* LISTED RECORDS:

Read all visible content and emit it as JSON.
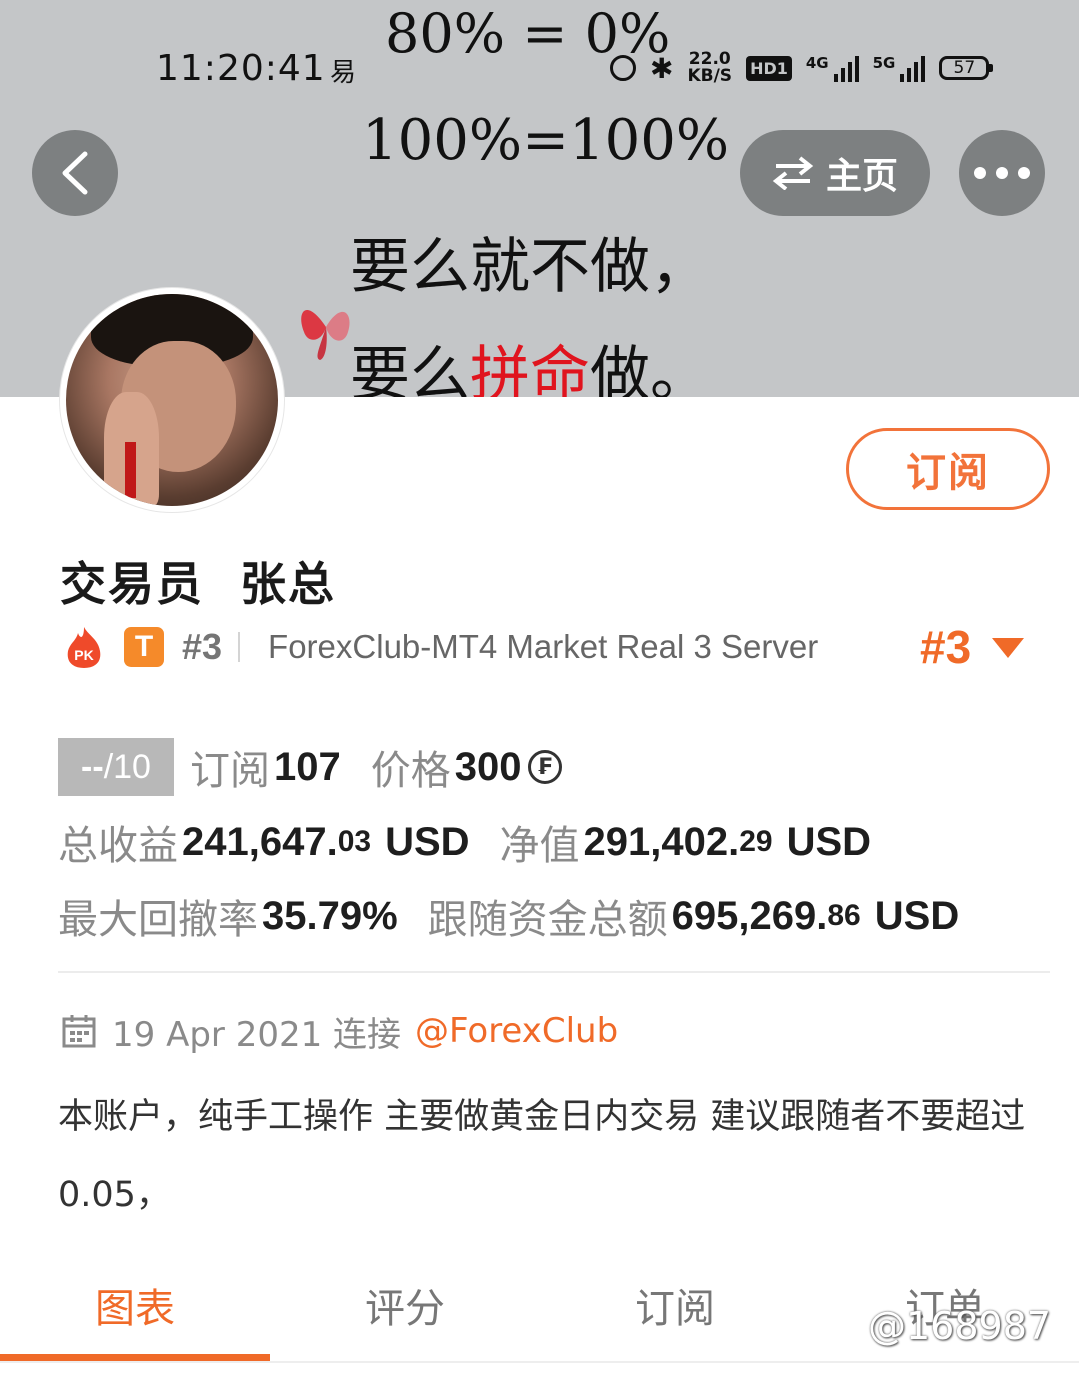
{
  "status_bar": {
    "time": "11:20:41",
    "app_indicator": "易",
    "speed_value": "22.0",
    "speed_unit": "KB/S",
    "hd_label": "HD1",
    "signal1_label": "4G",
    "signal2_label": "5G",
    "battery": "57"
  },
  "banner": {
    "line1": "80% = 0%",
    "line2": "100%=100%",
    "line3": "要么就不做，",
    "line4_a": "要么",
    "line4_b": "拼命",
    "line4_c": "做。"
  },
  "header": {
    "home_label": "主页"
  },
  "profile": {
    "subscribe_label": "订阅",
    "name": "交易员  张总",
    "pk_label": "PK",
    "tier_badge": "T",
    "rank_small": "#3",
    "server": "ForexClub-MT4 Market Real 3 Server",
    "rank_big": "#3"
  },
  "stats": {
    "score_prefix": "--",
    "score_suffix": "/10",
    "subscribe_label": "订阅",
    "subscribe_count": "107",
    "price_label": "价格",
    "price_value": "300",
    "price_currency_symbol": "₣",
    "total_profit_label": "总收益",
    "total_profit_main": "241,647.",
    "total_profit_decimal": "03",
    "total_profit_unit": "USD",
    "equity_label": "净值",
    "equity_main": "291,402.",
    "equity_decimal": "29",
    "equity_unit": "USD",
    "max_drawdown_label": "最大回撤率",
    "max_drawdown_value": "35.79%",
    "follow_funds_label": "跟随资金总额",
    "follow_funds_main": "695,269.",
    "follow_funds_decimal": "86",
    "follow_funds_unit": "USD"
  },
  "connection": {
    "date_text": "19 Apr 2021 连接",
    "broker_link": "@ForexClub"
  },
  "description": "本账户，纯手工操作 主要做黄金日内交易 建议跟随者不要超过 0.05，",
  "tabs": [
    {
      "label": "图表"
    },
    {
      "label": "评分"
    },
    {
      "label": "订阅"
    },
    {
      "label": "订单"
    }
  ],
  "watermark": "@168987",
  "colors": {
    "accent": "#f06a28",
    "banner_bg": "#c4c6c8",
    "badge_orange": "#f58a2a",
    "quote_red": "#e0141e"
  },
  "icons": {
    "back": "chevron-left-icon",
    "switch": "swap-arrows-icon",
    "more": "more-dots-icon",
    "calendar": "calendar-icon",
    "pk": "flame-pk-icon",
    "caret": "caret-down-icon"
  }
}
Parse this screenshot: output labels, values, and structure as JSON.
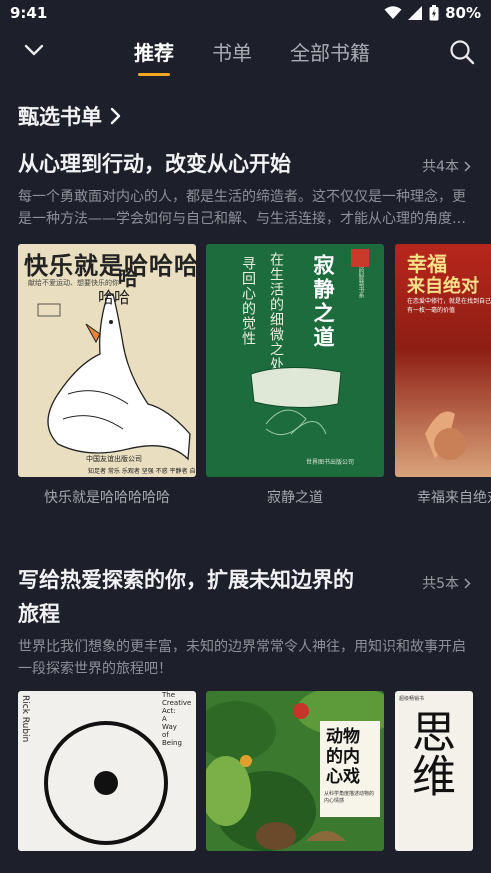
{
  "status": {
    "time": "9:41",
    "battery": "80%"
  },
  "nav": {
    "tabs": [
      {
        "label": "推荐",
        "active": true
      },
      {
        "label": "书单",
        "active": false
      },
      {
        "label": "全部书籍",
        "active": false
      }
    ]
  },
  "section": {
    "title": "甄选书单"
  },
  "lists": [
    {
      "title": "从心理到行动，改变从心开始",
      "count": "共4本",
      "desc_lines": [
        "每一个勇敢面对内心的人，都是生活的缔造者。这不仅仅是一种理念，更",
        "是一种方法——学会如何与自己和解、与生活连接，才能从心理的角度…"
      ],
      "books": [
        {
          "title": "快乐就是哈哈哈哈哈",
          "cover": {
            "headline": "快乐就是哈哈哈",
            "line1": "献给不爱运动、想要快乐的你",
            "publisher": "中国友谊出版公司",
            "tagline": "知足者 常乐 乐观者 坚强 不惑 平静者 自由"
          }
        },
        {
          "title": "寂静之道",
          "cover": {
            "vtext1": "在生活的细微之处",
            "vtext2": "寻回心的觉性",
            "main": "寂静之道",
            "series": "生活的智慧书系",
            "publisher": "世界图书出版公司"
          }
        },
        {
          "title": "幸福来自绝对",
          "cover": {
            "headline1": "幸福",
            "headline2": "来自绝对",
            "sub1": "在恋爱中修行，就是在找到自己的同时，",
            "sub2": "有一枚一毫的价值"
          }
        }
      ]
    },
    {
      "title_line1": "写给热爱探索的你，扩展未知边界的",
      "title_line2": "旅程",
      "count": "共5本",
      "desc_lines": [
        "世界比我们想象的更丰富，未知的边界常常令人神往，用知识和故事开启",
        "一段探索世界的旅程吧！"
      ],
      "books": [
        {
          "cover": {
            "author": "Rick Rubin",
            "title_lines": [
              "The",
              "Creative",
              "Act:",
              "A",
              "Way",
              "of",
              "Being"
            ]
          }
        },
        {
          "cover": {
            "title_lines": [
              "动物",
              "的内",
              "心戏"
            ],
            "sub": "从科学角度描述动物的内心情感"
          }
        },
        {
          "cover": {
            "top": "超级畅销书",
            "main": "思维"
          }
        }
      ]
    }
  ],
  "colors": {
    "background": "#1d202a",
    "accent": "#f5a623"
  },
  "icons": [
    "chevron-down-icon",
    "search-icon",
    "chevron-right-icon",
    "wifi-icon",
    "signal-icon",
    "battery-icon"
  ]
}
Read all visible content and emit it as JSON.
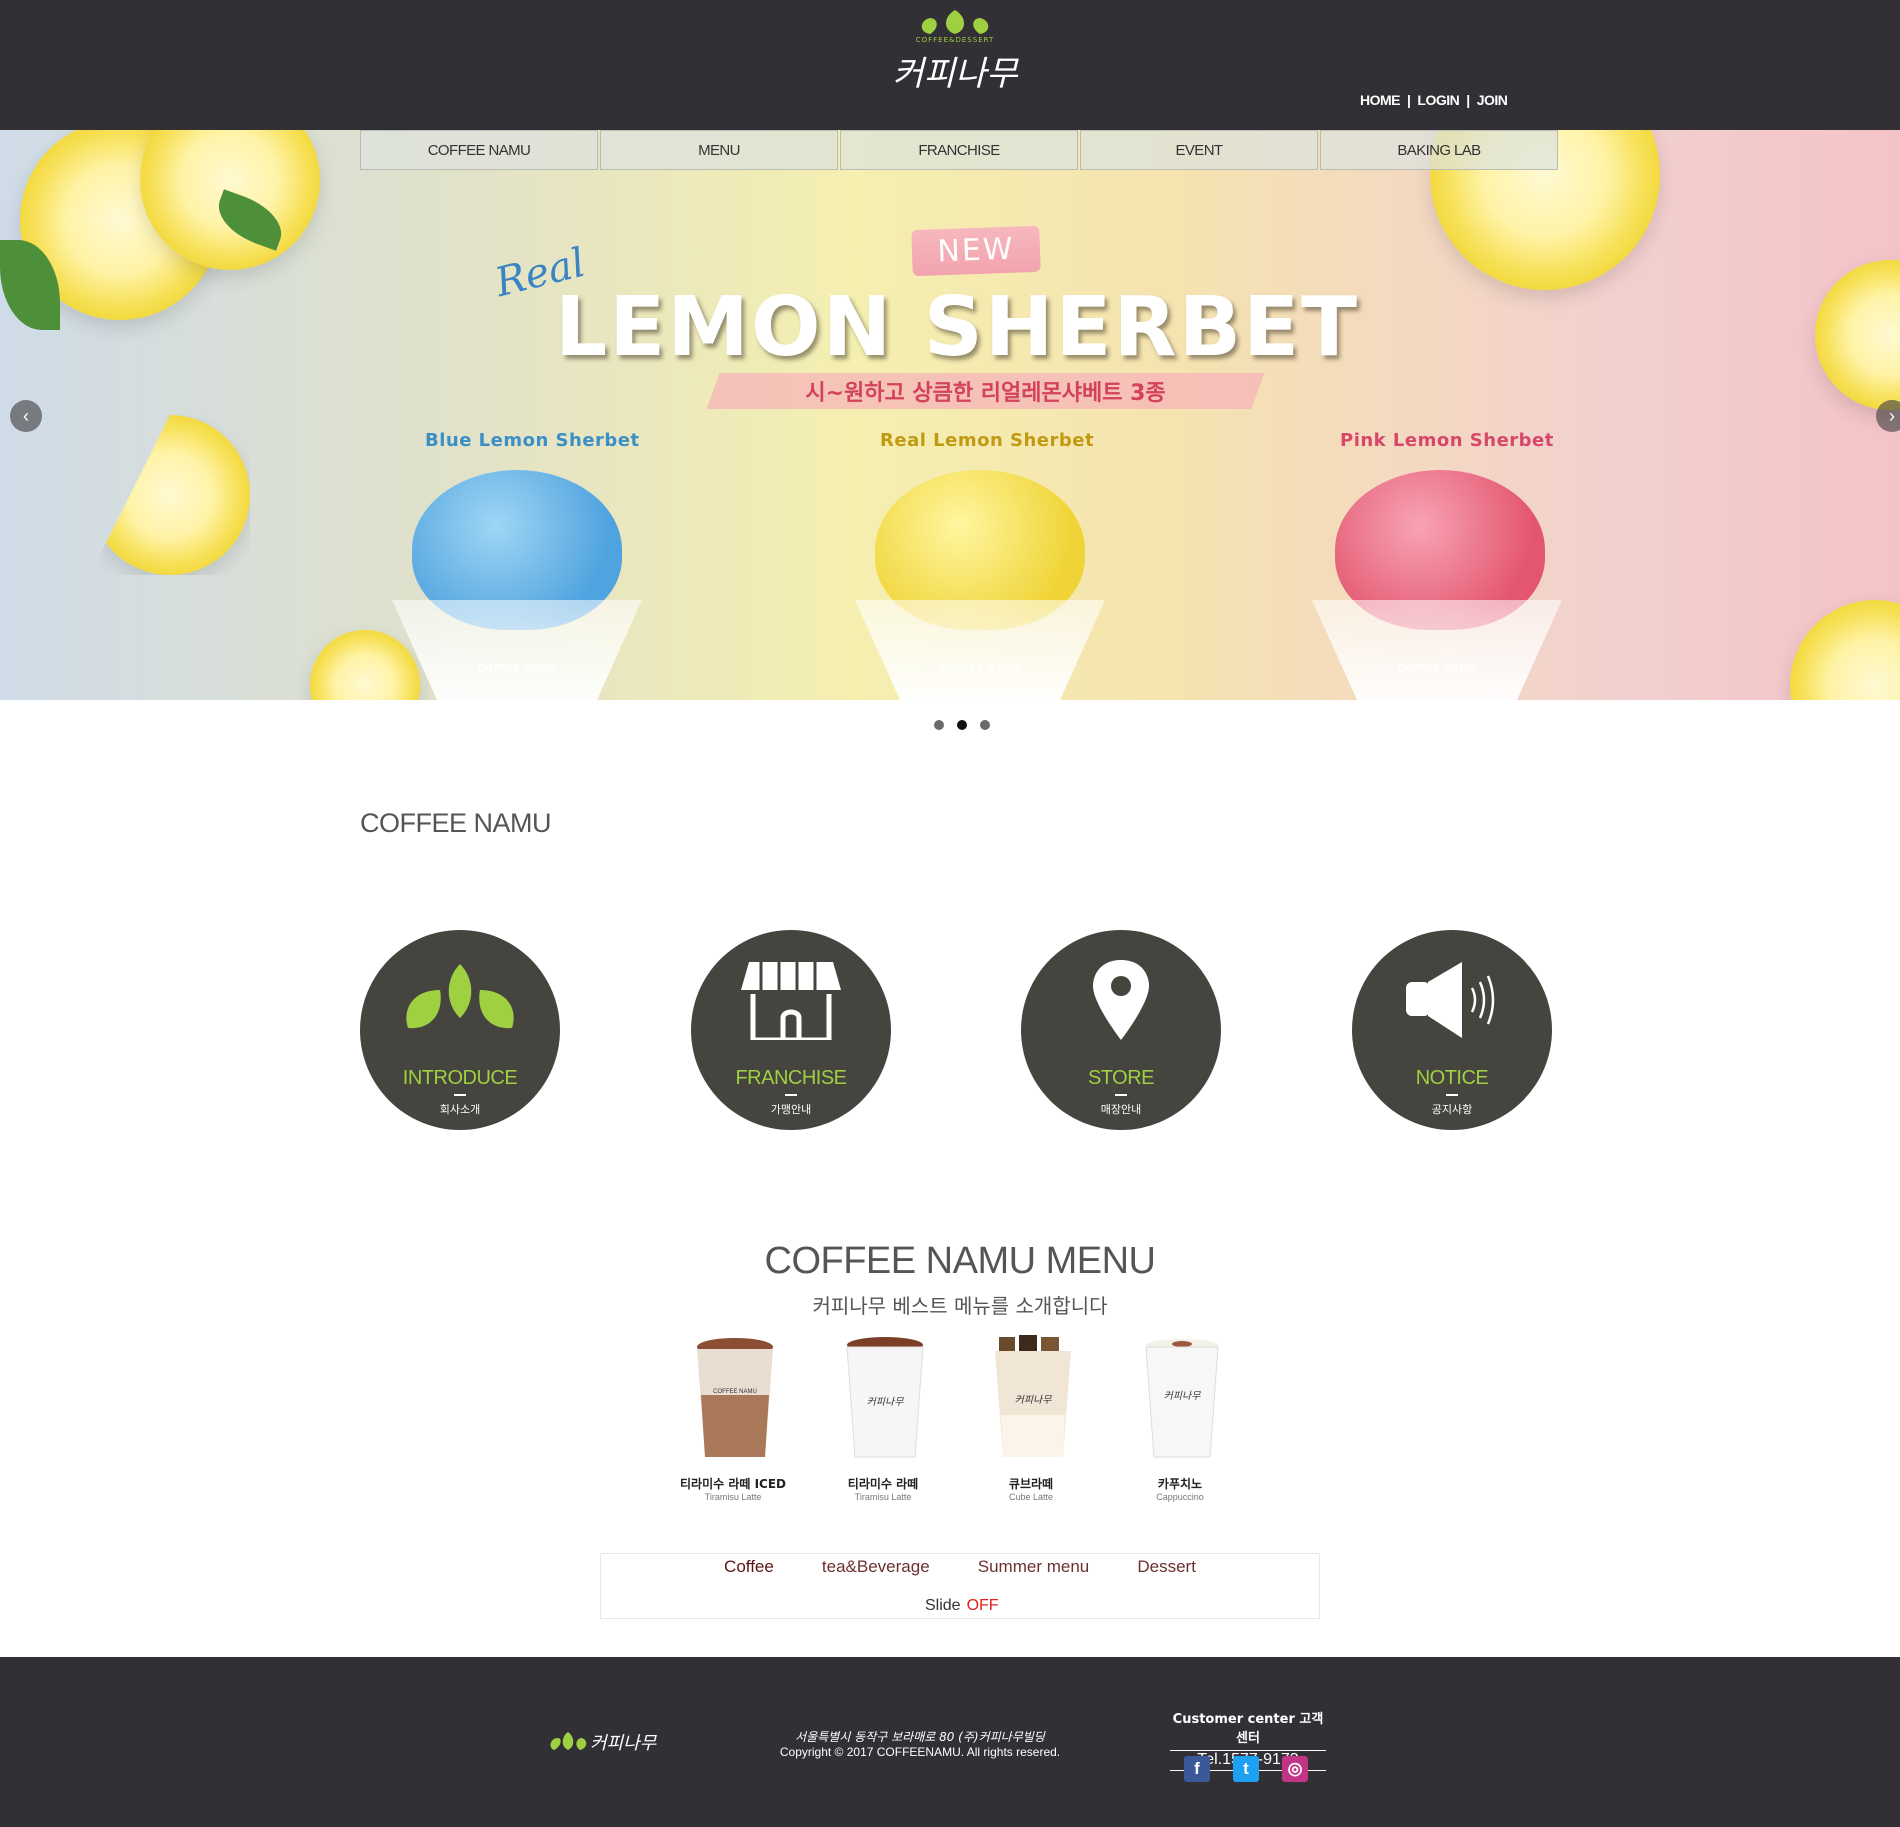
{
  "header": {
    "logo_tagline": "COFFEE&DESSERT",
    "logo_text": "커피나무",
    "top_links": [
      "HOME",
      "LOGIN",
      "JOIN"
    ]
  },
  "main_nav": [
    "COFFEE NAMU",
    "MENU",
    "FRANCHISE",
    "EVENT",
    "BAKING LAB"
  ],
  "hero": {
    "badge": "NEW",
    "script_word": "Real",
    "title": "LEMON SHERBET",
    "subtitle": "시~원하고 상큼한 리얼레몬샤베트 3종",
    "flavors": [
      {
        "name": "Blue Lemon Sherbet",
        "color": "#3b8fc7"
      },
      {
        "name": "Real Lemon Sherbet",
        "color": "#c19a12"
      },
      {
        "name": "Pink Lemon Sherbet",
        "color": "#d8466a"
      }
    ],
    "cup_label": "COFFEE NAMU",
    "prev_icon": "chevron-left-icon",
    "next_icon": "chevron-right-icon",
    "slide_count": 3,
    "active_slide": 2
  },
  "section": {
    "title": "COFFEE NAMU",
    "circles": [
      {
        "title": "INTRODUCE",
        "subtitle": "회사소개",
        "icon": "leaves-icon"
      },
      {
        "title": "FRANCHISE",
        "subtitle": "가맹안내",
        "icon": "shop-icon"
      },
      {
        "title": "STORE",
        "subtitle": "매장안내",
        "icon": "location-pin-icon"
      },
      {
        "title": "NOTICE",
        "subtitle": "공지사항",
        "icon": "megaphone-icon"
      }
    ]
  },
  "menu": {
    "title": "COFFEE NAMU MENU",
    "subtitle": "커피나무 베스트 메뉴를 소개합니다",
    "products": [
      {
        "name_ko": "티라미수 라떼 ICED",
        "name_en": "Tiramisu Latte"
      },
      {
        "name_ko": "티라미수 라떼",
        "name_en": "Tiramisu Latte"
      },
      {
        "name_ko": "큐브라떼",
        "name_en": "Cube Latte"
      },
      {
        "name_ko": "카푸치노",
        "name_en": "Cappuccino"
      }
    ],
    "tabs": [
      "Coffee",
      "tea&Beverage",
      "Summer menu",
      "Dessert"
    ],
    "active_tab": "Coffee",
    "slide_label": "Slide",
    "slide_state": "OFF"
  },
  "footer": {
    "logo_text": "커피나무",
    "address": "서울특별시 동작구 보라매로 80 (주)커피나무빌딩",
    "copyright": "Copyright © 2017 COFFEENAMU. All rights resered.",
    "cs_label": "Customer center 고객센터",
    "tel": "Tel.1577-9173",
    "social": [
      {
        "name": "facebook-icon",
        "glyph": "f",
        "color": "#3b5998"
      },
      {
        "name": "twitter-icon",
        "glyph": "t",
        "color": "#1da1f2"
      },
      {
        "name": "instagram-icon",
        "glyph": "◎",
        "color": "#c13584"
      }
    ]
  },
  "colors": {
    "header_bg": "#333035",
    "accent_green": "#9ed042",
    "circle_bg": "#45443f"
  }
}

* TASK PROMPT:
Pull out the lines above in which the word "ForexClub" appears.

* ANSWER TO THE TASK:
    "server": "ForexClub-MT4 Market Real 3 Server",
    "broker_link": "@ForexClub"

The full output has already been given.